[Extracts from a graphics dataset]
____
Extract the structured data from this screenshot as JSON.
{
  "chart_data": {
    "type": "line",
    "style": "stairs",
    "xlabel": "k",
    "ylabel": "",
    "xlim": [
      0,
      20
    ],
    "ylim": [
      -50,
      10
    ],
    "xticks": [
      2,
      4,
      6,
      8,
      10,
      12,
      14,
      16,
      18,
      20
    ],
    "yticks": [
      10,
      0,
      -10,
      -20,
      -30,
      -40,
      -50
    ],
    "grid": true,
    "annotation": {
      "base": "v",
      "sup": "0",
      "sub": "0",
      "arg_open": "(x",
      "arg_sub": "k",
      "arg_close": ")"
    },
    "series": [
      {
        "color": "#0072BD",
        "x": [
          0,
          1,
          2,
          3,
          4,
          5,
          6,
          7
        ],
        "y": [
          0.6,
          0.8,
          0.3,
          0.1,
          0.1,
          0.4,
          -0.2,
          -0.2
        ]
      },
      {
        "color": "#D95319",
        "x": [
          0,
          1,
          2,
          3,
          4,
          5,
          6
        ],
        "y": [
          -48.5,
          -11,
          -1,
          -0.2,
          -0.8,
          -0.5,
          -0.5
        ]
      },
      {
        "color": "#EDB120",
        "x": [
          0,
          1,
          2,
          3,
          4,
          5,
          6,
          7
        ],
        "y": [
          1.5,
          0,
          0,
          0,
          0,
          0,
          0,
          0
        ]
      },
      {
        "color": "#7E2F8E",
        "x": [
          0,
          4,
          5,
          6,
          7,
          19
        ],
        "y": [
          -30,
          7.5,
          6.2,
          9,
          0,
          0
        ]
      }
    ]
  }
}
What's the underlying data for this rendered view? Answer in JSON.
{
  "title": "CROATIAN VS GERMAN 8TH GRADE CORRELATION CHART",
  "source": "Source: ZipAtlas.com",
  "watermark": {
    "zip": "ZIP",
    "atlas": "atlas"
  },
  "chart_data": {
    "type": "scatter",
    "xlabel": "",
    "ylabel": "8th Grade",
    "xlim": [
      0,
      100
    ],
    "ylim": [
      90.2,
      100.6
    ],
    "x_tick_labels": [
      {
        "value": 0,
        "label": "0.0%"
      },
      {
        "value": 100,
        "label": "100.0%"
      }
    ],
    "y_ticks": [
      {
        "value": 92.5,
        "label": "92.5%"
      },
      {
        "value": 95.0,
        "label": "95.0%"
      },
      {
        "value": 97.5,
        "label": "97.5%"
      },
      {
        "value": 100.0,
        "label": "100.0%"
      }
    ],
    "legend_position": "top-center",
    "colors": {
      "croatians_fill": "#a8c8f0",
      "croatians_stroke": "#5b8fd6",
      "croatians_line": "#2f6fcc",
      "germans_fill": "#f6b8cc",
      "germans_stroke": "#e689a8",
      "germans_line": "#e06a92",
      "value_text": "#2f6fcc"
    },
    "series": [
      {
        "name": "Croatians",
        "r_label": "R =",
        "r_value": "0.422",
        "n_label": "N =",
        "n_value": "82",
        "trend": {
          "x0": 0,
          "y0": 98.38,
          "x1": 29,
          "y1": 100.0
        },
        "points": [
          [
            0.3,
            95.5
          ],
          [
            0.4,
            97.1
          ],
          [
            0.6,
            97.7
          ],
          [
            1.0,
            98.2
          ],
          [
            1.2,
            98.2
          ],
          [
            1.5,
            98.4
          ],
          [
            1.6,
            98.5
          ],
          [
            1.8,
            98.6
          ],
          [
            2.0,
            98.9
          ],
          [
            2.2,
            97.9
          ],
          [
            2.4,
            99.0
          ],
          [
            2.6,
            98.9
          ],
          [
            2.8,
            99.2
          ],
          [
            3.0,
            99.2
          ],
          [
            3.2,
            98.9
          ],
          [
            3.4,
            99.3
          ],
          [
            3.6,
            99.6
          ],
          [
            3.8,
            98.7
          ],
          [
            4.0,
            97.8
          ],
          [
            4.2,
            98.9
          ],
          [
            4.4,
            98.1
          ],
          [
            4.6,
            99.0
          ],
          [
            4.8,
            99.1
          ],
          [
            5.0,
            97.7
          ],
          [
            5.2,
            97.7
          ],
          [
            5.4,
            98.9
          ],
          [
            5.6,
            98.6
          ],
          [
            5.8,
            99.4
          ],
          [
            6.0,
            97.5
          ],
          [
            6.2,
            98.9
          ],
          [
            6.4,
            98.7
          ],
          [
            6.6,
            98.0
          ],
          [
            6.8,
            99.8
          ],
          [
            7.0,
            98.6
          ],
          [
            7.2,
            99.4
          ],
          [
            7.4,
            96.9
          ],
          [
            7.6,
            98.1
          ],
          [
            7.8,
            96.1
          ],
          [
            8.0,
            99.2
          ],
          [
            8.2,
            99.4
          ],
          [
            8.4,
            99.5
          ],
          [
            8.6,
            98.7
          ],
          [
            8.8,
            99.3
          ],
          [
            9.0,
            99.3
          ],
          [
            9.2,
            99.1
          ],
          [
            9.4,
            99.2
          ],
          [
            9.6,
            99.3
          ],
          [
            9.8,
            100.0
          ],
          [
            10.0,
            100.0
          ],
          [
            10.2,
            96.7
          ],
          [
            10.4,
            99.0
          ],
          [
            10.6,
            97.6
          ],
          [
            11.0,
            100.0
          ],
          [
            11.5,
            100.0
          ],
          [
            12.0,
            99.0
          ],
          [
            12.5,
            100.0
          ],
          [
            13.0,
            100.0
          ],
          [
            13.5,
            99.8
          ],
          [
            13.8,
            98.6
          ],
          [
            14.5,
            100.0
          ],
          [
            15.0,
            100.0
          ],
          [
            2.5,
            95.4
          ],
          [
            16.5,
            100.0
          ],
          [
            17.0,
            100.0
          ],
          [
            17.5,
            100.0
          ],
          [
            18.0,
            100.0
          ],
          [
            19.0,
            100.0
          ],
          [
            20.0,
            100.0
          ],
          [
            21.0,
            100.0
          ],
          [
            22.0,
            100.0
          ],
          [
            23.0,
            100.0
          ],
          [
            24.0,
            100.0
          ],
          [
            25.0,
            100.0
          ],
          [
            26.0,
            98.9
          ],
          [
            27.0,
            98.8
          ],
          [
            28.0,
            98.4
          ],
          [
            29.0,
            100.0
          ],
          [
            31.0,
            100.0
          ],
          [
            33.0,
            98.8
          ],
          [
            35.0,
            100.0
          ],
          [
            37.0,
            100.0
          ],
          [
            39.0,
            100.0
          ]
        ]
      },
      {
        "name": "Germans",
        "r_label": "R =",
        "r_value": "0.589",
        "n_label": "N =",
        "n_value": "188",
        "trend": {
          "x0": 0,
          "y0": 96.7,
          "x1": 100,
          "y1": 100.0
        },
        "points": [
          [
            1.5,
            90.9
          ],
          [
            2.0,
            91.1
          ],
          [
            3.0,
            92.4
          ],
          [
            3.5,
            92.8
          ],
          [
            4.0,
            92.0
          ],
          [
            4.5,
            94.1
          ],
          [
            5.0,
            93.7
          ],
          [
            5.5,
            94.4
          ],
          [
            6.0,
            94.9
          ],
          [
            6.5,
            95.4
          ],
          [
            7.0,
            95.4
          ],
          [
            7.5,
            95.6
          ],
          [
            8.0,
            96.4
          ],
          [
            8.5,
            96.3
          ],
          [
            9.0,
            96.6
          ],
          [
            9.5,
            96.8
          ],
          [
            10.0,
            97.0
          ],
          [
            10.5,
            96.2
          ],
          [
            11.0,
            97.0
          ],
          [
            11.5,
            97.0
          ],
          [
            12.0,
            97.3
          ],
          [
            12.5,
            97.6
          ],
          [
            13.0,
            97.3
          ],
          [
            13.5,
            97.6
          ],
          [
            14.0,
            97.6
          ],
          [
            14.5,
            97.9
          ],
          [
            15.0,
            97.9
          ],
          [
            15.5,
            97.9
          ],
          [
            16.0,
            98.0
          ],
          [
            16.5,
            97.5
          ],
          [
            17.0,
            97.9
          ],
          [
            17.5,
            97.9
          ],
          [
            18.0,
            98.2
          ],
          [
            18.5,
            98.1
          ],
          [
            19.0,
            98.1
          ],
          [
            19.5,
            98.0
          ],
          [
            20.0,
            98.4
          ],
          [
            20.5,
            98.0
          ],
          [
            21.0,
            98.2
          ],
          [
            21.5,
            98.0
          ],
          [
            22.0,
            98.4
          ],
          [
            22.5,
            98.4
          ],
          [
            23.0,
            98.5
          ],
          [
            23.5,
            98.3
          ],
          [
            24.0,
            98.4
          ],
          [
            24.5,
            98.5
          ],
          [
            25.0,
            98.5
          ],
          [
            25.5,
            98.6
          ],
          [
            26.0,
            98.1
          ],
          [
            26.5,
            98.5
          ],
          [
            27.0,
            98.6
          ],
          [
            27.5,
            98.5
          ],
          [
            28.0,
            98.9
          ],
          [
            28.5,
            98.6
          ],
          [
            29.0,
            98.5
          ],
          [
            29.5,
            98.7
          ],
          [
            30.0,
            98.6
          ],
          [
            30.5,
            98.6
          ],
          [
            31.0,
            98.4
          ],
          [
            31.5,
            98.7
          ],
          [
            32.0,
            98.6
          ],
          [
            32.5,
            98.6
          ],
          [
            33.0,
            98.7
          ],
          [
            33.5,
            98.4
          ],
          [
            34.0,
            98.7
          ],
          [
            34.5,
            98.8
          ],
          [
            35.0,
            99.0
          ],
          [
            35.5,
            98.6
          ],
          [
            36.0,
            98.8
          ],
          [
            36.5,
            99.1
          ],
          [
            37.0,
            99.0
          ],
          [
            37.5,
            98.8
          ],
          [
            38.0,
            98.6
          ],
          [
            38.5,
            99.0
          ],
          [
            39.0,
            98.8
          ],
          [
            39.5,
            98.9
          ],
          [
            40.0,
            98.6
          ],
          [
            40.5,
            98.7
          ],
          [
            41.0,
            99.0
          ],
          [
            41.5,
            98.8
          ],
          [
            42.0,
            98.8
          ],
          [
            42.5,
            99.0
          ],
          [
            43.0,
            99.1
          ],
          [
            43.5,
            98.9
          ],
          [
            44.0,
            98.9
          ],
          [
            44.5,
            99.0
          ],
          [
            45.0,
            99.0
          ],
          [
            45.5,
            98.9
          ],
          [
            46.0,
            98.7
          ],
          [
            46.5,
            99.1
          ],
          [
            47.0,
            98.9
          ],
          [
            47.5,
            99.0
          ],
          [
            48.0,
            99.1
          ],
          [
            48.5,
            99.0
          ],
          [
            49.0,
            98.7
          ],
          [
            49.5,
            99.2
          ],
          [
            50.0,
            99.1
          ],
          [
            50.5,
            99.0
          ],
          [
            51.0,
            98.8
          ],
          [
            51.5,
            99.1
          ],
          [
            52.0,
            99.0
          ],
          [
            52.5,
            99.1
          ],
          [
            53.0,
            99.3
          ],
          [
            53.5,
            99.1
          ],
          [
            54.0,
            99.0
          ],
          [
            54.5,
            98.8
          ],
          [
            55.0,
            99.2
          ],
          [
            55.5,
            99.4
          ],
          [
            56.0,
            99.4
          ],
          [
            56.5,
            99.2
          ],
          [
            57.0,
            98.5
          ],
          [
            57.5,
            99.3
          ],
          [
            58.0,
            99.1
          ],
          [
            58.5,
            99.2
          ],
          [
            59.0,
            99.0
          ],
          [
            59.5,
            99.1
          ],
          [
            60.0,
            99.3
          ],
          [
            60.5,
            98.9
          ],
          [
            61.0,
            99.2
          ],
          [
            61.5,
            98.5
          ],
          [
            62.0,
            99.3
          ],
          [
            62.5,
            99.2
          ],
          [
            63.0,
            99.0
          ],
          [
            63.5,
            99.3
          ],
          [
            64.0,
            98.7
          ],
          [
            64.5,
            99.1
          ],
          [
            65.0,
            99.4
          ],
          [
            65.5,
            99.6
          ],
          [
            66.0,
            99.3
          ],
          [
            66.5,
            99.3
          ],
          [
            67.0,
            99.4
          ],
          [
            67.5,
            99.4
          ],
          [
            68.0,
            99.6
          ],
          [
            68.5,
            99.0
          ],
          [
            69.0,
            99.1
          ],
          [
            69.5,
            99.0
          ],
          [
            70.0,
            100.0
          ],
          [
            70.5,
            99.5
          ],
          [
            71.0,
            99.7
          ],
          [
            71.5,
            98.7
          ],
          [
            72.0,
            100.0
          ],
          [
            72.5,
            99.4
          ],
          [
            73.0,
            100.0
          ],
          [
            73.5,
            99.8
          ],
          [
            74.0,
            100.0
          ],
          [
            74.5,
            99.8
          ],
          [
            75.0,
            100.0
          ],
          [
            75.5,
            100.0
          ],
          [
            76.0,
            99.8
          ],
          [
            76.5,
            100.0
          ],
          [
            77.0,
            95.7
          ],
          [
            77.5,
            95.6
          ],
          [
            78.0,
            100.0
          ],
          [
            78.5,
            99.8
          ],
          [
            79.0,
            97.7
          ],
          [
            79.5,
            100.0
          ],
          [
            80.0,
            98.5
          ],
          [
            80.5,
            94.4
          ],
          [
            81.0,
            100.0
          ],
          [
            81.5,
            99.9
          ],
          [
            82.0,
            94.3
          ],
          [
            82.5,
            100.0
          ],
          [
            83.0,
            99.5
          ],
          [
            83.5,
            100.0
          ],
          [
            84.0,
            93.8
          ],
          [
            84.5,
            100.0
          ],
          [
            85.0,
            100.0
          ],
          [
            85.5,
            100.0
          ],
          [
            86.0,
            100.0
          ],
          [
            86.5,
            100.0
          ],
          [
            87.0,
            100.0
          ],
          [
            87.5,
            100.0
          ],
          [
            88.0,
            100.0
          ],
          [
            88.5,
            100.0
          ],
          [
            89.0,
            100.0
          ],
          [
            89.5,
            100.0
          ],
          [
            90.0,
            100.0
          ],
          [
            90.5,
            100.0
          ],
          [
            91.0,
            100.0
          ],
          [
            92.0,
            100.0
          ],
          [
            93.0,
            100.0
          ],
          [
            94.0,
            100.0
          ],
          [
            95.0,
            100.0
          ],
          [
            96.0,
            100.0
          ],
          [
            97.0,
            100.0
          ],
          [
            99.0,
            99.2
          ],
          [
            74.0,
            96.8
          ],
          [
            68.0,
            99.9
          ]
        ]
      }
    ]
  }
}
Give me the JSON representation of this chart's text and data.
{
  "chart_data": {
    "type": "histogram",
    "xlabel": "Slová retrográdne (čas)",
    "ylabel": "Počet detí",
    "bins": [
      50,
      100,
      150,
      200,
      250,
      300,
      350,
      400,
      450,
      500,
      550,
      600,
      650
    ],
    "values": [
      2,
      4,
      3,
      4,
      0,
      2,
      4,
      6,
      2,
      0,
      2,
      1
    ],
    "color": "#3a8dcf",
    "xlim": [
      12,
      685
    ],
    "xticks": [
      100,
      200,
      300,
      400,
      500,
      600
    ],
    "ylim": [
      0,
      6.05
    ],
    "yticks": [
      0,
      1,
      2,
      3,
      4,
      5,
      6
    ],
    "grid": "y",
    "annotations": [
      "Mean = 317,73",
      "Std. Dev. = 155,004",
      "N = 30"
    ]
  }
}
____
Short exercise |
Locate "Give me the" in the material, then quote the line that contains it and all lines after it through the final one.

Solution for this problem |
Give me the JSON representation of this chart's text and data.
{
  "chart_data": {
    "type": "histogram",
    "xlabel": "Slová retrográdne (čas)",
    "ylabel": "Počet detí",
    "bins": [
      50,
      100,
      150,
      200,
      250,
      300,
      350,
      400,
      450,
      500,
      550,
      600,
      650
    ],
    "values": [
      2,
      4,
      3,
      4,
      0,
      2,
      4,
      6,
      2,
      0,
      2,
      1
    ],
    "color": "#3a8dcf",
    "xlim": [
      12,
      685
    ],
    "xticks": [
      100,
      200,
      300,
      400,
      500,
      600
    ],
    "ylim": [
      0,
      6.05
    ],
    "yticks": [
      0,
      1,
      2,
      3,
      4,
      5,
      6
    ],
    "grid": "y",
    "annotations": [
      "Mean = 317,73",
      "Std. Dev. = 155,004",
      "N = 30"
    ]
  }
}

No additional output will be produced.